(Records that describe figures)
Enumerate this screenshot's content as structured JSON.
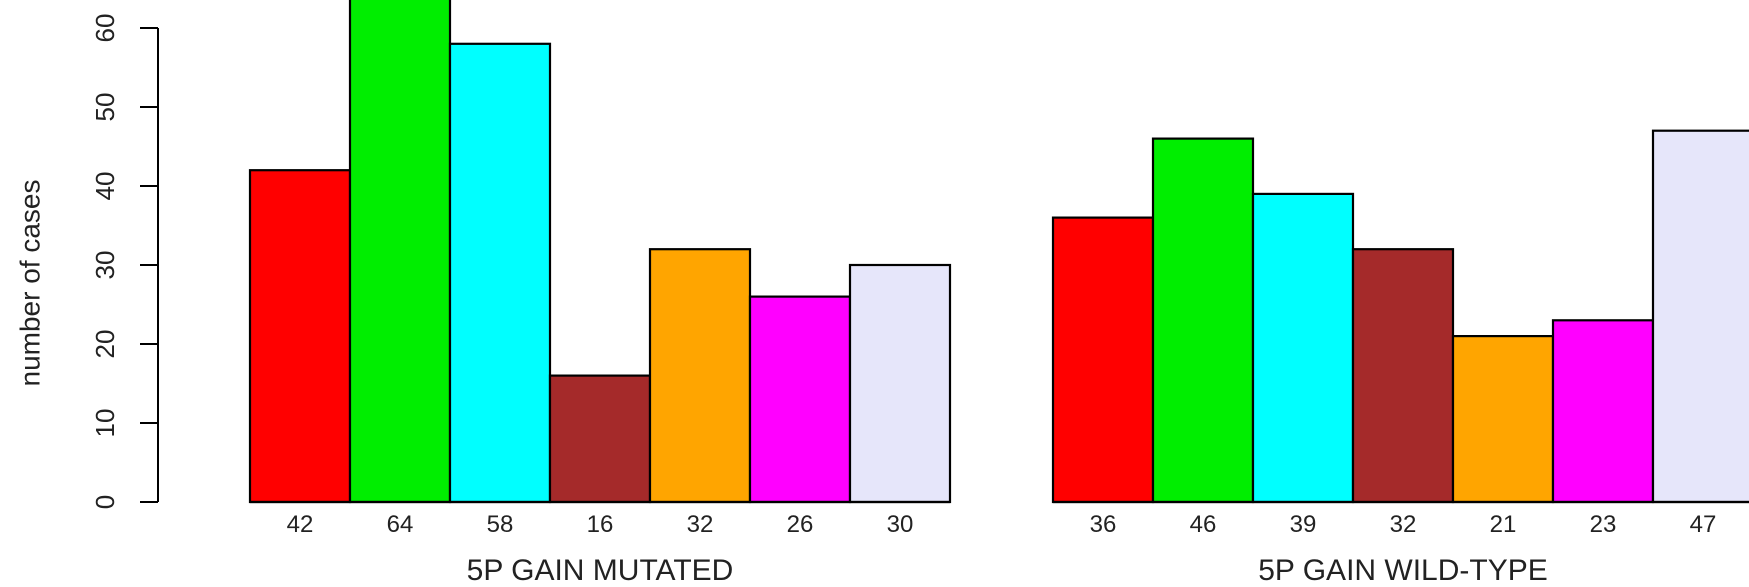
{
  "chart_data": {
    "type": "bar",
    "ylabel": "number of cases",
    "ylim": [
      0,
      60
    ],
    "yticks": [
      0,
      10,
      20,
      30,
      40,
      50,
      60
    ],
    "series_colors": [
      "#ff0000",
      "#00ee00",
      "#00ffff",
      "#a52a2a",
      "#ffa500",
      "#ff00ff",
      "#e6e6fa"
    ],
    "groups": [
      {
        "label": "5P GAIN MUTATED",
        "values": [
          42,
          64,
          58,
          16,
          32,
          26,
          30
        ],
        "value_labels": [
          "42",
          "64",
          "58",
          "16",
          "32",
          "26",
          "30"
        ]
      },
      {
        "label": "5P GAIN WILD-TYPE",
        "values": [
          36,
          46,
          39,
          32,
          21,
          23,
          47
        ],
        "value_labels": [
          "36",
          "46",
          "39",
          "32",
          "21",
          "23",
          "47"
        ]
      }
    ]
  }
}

- **GOAL OF THE EXERCISE**
Each line above is to be copied verbatim. Drop any image from the copy.

- **TASK SOLUTION**
Enumerate this screenshot's content as structured JSON.
{
  "chart_data": {
    "type": "bar",
    "ylabel": "number of cases",
    "ylim": [
      0,
      60
    ],
    "yticks": [
      0,
      10,
      20,
      30,
      40,
      50,
      60
    ],
    "series_colors": [
      "#ff0000",
      "#00ee00",
      "#00ffff",
      "#a52a2a",
      "#ffa500",
      "#ff00ff",
      "#e6e6fa"
    ],
    "groups": [
      {
        "label": "5P GAIN MUTATED",
        "values": [
          42,
          64,
          58,
          16,
          32,
          26,
          30
        ],
        "value_labels": [
          "42",
          "64",
          "58",
          "16",
          "32",
          "26",
          "30"
        ]
      },
      {
        "label": "5P GAIN WILD-TYPE",
        "values": [
          36,
          46,
          39,
          32,
          21,
          23,
          47
        ],
        "value_labels": [
          "36",
          "46",
          "39",
          "32",
          "21",
          "23",
          "47"
        ]
      }
    ]
  }
}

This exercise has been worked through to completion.